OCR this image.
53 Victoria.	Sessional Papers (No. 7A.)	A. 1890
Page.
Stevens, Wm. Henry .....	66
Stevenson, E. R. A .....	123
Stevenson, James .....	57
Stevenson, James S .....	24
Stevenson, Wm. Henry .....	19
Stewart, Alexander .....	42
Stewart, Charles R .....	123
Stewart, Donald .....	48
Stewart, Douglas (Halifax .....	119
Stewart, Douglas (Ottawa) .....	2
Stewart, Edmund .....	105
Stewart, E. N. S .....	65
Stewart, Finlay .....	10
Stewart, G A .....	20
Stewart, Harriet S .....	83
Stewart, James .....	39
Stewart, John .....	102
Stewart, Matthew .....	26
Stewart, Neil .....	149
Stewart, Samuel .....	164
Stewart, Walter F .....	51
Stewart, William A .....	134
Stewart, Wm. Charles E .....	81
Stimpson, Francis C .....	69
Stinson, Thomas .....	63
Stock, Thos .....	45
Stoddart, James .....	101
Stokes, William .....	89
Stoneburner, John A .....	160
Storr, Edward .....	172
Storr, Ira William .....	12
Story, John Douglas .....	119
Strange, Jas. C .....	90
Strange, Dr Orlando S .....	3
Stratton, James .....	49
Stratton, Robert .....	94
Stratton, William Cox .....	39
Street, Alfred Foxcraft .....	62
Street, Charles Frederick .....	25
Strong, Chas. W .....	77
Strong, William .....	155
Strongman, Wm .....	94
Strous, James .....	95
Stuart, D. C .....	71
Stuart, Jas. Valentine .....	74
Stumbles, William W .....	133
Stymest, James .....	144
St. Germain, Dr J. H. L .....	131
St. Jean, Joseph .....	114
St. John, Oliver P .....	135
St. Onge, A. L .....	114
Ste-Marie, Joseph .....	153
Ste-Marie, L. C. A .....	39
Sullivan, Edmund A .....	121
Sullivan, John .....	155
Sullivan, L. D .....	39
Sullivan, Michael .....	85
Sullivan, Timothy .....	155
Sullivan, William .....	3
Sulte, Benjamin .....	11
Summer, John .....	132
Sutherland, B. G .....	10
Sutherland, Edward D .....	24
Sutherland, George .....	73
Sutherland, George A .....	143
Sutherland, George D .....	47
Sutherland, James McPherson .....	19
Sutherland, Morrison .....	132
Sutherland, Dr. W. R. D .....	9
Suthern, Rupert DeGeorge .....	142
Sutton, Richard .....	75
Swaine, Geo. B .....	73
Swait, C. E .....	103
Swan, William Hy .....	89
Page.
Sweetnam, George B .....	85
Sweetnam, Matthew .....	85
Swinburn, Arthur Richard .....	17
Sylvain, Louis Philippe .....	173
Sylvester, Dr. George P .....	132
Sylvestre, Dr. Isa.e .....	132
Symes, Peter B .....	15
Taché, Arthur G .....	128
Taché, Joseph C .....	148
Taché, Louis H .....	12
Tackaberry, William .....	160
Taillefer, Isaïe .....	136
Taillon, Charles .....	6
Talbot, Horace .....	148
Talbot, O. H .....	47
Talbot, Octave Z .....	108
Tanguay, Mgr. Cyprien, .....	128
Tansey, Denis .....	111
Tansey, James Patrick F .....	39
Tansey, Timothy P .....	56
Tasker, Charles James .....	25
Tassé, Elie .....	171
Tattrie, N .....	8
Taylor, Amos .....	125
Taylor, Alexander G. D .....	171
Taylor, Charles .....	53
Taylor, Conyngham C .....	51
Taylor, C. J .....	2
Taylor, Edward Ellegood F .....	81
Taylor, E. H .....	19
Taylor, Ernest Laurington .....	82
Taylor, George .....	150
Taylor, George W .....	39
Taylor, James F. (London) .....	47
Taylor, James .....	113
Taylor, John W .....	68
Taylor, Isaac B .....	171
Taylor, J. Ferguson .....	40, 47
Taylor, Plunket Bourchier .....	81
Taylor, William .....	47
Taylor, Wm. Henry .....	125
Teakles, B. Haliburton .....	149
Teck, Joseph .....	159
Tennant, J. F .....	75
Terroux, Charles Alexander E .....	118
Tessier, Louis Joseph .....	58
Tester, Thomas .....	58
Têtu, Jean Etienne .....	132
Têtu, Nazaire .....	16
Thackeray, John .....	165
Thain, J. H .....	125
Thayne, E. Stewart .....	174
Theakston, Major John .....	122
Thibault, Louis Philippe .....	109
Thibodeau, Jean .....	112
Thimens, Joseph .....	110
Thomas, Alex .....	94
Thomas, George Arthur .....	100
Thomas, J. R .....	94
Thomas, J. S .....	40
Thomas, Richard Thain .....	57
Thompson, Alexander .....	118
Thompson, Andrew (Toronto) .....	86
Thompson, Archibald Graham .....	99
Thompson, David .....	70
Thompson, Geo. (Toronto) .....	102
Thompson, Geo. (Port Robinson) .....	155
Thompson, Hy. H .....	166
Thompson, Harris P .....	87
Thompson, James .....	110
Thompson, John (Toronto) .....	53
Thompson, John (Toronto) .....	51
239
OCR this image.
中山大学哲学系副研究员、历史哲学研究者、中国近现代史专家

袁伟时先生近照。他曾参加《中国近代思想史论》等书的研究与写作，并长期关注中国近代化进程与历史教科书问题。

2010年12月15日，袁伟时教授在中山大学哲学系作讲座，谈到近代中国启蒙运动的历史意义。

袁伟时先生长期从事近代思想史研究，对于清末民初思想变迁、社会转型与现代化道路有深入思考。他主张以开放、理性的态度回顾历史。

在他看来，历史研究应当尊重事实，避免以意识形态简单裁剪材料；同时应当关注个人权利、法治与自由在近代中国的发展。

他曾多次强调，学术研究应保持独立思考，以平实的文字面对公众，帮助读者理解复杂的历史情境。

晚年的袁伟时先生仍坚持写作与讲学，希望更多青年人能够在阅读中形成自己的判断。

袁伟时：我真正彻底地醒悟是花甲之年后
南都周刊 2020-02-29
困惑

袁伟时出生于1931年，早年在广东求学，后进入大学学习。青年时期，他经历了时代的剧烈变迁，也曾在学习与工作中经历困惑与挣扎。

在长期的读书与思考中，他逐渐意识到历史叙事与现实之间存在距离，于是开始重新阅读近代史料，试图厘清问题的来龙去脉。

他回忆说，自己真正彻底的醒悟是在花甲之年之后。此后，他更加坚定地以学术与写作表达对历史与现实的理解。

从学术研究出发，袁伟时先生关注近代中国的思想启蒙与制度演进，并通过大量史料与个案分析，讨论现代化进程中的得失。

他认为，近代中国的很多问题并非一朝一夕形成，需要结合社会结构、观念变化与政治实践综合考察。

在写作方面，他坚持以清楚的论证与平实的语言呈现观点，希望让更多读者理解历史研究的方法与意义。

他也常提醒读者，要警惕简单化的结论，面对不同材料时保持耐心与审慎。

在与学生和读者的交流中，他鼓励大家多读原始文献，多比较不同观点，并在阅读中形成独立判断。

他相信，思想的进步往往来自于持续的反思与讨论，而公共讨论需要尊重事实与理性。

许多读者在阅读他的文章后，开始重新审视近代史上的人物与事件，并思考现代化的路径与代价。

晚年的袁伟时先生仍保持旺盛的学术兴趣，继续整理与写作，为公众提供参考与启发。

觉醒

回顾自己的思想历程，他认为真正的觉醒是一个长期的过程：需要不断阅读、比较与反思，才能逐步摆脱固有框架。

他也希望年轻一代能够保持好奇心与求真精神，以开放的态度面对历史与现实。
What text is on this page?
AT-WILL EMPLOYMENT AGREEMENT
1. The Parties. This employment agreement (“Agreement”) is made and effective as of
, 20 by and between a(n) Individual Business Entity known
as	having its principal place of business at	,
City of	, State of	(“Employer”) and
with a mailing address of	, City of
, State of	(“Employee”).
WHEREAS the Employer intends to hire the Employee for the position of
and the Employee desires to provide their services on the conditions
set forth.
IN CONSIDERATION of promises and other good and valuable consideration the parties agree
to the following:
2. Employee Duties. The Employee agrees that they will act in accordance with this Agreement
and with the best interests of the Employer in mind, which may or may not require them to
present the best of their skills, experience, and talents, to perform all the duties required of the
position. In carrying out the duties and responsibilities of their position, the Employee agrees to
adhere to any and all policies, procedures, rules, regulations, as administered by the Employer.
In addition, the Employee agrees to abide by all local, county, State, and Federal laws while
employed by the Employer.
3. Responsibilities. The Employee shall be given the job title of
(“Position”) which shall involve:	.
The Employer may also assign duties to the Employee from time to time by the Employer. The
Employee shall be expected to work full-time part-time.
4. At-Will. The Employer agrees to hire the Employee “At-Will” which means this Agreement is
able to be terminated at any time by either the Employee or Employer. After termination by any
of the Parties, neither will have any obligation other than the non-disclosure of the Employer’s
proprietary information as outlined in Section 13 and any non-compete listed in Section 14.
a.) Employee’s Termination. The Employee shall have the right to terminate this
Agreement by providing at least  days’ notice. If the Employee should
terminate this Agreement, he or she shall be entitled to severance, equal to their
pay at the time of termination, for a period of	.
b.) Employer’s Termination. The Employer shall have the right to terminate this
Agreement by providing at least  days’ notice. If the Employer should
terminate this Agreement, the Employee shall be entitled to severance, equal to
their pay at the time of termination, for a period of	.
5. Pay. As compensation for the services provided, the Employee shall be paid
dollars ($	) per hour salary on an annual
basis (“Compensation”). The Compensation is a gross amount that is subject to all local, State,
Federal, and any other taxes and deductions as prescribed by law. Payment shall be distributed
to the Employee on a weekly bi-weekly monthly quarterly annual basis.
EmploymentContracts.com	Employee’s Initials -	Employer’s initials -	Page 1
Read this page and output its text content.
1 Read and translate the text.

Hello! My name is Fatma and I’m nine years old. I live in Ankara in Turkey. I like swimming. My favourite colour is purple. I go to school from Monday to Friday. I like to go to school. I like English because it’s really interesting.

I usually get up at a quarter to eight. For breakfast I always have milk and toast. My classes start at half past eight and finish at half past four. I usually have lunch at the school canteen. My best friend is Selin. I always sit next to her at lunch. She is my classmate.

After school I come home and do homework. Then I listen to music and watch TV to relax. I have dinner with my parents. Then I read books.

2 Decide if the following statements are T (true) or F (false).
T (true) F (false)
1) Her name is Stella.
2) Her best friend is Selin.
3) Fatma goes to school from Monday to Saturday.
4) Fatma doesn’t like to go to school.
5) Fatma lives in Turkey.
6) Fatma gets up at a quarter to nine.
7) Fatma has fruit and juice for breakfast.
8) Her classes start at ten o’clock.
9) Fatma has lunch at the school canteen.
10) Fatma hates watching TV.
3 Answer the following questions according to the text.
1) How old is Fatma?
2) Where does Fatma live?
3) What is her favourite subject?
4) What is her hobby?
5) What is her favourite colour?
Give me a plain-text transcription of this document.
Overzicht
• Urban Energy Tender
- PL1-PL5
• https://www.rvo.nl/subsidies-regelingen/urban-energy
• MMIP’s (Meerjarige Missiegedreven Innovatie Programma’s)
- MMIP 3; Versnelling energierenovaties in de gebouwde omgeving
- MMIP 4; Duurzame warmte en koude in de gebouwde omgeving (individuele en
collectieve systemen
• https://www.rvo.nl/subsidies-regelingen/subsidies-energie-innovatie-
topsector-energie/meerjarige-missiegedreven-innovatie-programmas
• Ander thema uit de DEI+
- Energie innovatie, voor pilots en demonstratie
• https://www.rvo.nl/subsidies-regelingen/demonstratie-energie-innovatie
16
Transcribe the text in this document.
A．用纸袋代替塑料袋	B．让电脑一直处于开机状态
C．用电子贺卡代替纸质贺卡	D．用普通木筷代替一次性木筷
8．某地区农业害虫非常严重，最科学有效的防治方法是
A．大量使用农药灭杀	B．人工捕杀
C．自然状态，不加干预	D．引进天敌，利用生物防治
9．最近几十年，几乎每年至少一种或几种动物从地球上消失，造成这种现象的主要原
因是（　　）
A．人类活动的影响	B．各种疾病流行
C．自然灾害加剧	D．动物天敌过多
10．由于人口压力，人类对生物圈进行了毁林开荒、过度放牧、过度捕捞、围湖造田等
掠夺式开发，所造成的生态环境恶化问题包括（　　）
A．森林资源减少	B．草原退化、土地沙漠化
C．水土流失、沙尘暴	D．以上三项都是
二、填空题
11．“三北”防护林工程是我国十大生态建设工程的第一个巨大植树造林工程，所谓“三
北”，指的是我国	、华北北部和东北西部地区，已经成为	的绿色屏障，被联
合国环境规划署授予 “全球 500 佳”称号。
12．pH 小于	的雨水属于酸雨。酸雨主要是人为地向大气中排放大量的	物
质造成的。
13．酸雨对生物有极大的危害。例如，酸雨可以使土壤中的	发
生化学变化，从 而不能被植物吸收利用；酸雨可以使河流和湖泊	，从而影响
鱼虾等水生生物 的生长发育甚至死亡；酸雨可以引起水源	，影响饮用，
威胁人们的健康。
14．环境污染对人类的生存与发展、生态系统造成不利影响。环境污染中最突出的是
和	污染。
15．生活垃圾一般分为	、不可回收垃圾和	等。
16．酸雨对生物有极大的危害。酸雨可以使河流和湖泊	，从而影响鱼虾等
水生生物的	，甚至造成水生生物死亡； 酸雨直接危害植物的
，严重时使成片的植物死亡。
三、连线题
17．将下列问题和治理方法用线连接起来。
- - - - -
The task -
Using the records above, list each line that includes "providing".

Full solution -
Agreement by providing at least  days’ notice. If the Employee should
Agreement by providing at least  days’ notice. If the Employer should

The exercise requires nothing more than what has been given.